- [READING TEXT]
Let the code being watched to be aware of my existence and provide some interfaces to allow for synchronization. (I'd really like it to be totally transparent though).
As a last resort, put every read access into a try/catch block and pretend as if nothing happened when it throws. (Can't think of an uglier solution that actually works).
Thanks in advance.
The only way you're going to keep things "transparent" to the code being monitored is to make the monitoring code robust in the face of state changes.
Some suggestions
Don't walk a shared list - make a copy of the list into a local List instance as soon (and as fast) as you can. Once you have a local (non-shared) list of instances, noone can monkey with the list.
Make things as robust as you can - putting every read into a try/catch might feel nasty, but you'll probably need to do it.
Option number 3 may feel ugly, but this looks to be similar to the approach the Visual Studio watch windows use, and I would choose that approach.

[Document structure recognition lines]

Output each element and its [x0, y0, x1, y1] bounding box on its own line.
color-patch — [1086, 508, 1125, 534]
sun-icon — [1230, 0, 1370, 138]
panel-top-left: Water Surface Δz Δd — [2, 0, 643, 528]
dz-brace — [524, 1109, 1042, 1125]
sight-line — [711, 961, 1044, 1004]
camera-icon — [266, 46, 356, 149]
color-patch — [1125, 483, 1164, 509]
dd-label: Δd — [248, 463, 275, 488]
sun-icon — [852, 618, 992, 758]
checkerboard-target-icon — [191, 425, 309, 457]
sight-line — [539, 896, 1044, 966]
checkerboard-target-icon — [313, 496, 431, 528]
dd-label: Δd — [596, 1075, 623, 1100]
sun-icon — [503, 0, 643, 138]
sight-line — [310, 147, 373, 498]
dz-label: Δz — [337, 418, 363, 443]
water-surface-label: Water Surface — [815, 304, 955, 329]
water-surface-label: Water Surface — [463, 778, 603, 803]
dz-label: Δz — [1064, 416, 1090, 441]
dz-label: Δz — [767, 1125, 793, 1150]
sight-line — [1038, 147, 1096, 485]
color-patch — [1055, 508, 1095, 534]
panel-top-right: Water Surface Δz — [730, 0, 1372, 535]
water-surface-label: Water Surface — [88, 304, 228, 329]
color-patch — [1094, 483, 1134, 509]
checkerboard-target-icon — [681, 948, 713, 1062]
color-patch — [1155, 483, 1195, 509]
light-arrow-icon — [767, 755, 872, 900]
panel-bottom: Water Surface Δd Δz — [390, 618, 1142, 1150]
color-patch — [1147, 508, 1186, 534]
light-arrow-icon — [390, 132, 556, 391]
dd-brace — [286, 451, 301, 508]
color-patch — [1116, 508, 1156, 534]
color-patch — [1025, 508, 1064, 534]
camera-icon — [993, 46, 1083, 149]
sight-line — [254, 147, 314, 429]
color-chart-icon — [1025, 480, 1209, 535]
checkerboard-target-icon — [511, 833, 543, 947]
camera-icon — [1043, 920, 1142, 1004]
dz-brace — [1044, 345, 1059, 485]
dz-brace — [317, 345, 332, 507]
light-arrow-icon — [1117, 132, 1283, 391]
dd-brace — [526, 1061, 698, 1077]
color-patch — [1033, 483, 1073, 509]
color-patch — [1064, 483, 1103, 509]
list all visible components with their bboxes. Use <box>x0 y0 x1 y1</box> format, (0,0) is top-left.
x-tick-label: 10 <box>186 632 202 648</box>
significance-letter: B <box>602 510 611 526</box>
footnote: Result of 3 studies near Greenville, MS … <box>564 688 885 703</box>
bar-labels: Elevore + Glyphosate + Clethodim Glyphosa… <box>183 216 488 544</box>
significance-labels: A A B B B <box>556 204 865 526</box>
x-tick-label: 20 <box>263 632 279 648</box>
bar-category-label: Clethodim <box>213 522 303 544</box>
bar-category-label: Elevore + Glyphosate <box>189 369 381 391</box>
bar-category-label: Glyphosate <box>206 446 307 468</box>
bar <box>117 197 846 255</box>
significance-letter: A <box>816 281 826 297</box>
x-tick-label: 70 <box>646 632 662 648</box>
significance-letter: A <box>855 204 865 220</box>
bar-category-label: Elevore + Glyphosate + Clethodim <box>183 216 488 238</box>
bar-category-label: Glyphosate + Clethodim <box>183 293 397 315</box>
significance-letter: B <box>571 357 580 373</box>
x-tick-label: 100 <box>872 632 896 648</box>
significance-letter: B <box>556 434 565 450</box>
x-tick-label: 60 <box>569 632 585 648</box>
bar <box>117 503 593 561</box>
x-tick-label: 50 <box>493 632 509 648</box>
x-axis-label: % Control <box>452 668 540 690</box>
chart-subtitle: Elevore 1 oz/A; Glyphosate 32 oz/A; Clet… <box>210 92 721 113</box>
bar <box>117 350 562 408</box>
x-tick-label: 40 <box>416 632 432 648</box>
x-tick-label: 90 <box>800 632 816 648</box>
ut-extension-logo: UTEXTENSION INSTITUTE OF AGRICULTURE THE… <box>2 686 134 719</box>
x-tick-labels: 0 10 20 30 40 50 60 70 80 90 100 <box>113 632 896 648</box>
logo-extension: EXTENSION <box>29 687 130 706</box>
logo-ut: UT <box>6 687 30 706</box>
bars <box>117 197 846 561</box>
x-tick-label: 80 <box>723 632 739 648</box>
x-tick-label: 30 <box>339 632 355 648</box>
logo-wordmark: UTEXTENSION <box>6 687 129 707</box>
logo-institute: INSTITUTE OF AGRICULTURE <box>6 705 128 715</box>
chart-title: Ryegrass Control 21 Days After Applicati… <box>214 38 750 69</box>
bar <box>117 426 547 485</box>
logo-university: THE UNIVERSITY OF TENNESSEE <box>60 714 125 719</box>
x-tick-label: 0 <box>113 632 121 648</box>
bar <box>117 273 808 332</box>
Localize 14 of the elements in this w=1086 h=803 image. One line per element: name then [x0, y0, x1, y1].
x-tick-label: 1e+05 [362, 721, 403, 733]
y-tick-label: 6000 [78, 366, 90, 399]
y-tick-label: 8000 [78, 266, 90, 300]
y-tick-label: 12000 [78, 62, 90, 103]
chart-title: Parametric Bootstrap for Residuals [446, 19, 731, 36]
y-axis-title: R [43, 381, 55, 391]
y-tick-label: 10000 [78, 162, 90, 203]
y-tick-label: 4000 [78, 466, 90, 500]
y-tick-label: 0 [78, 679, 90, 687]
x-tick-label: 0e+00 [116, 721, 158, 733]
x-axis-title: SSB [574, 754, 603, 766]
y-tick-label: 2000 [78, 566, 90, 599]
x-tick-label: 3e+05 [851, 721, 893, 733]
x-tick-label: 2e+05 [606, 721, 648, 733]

- [EXERCISE INSTRUCTIONS]
a) Answer these questions about the text on monitoring code, one per line:
(i) According to the reply, what is the only way to keep things "transparent" to the code being monitored?
(ii) What should be done with a shared list instead of walking it?
(iii) What does the reply say the approach in option number 3 is similar to?
b) Write the next few sentences of the text on monitoring code, picking up after its final sentence.
These lines are separate material and have no connection to the text on monitoring code.

- [ANSWERS FOR THE EXERCISE]
a)
(i) Make the monitoring code robust in the face of state changes.
(ii) Copy it into a local List instance as soon (and as fast) as possible.
(iii) The approach the Visual Studio watch windows use.

b)
In Visual Studio, you can often set a watch on some list or collection and at a later point notice the watch simply displays an exception when it can't evaluate a certain value due to user or code state changes.
This is the most robust approach when dealing with such an open ended range of possibilities. The fact is, if your watching code is designed to support as many scenarios as possible you will not be able to think of all situations in advance. Handling and presenting exceptions nicely is the next best approach.
By the way, someone else mentioned that locking your data structures will work. This is not true if the "other code" is not also using locks for synchronization. In fact both pieces of code must lock the same synchronization object, very unlikely if you don't control the other code. (I think you mention this in your question, so I agree.)
While I like Bevan's idea of copying the list for local read access, if the list is particularly large, that may not be a truly viable option.
If you really need seamless, transparent, concurrent access to these lists, you should look into the Parallel Extensions for .NET library. It is currently available for .NET 2.0 through 3.5 as a CTP. The extensions will be officially included in .NET 4.0 along with some additional collections. I think you would be interested in the BlockingCollection from the CTP, which would give you that transparent concurrent access you need. There is obviously a performance hit as with any threaded stuff that involves synchronization, however these collections are fairly well optimized.
As I understand, you don't want to have ANY dependency/requirement on the code being watched or enforce any constrains on how the code is written.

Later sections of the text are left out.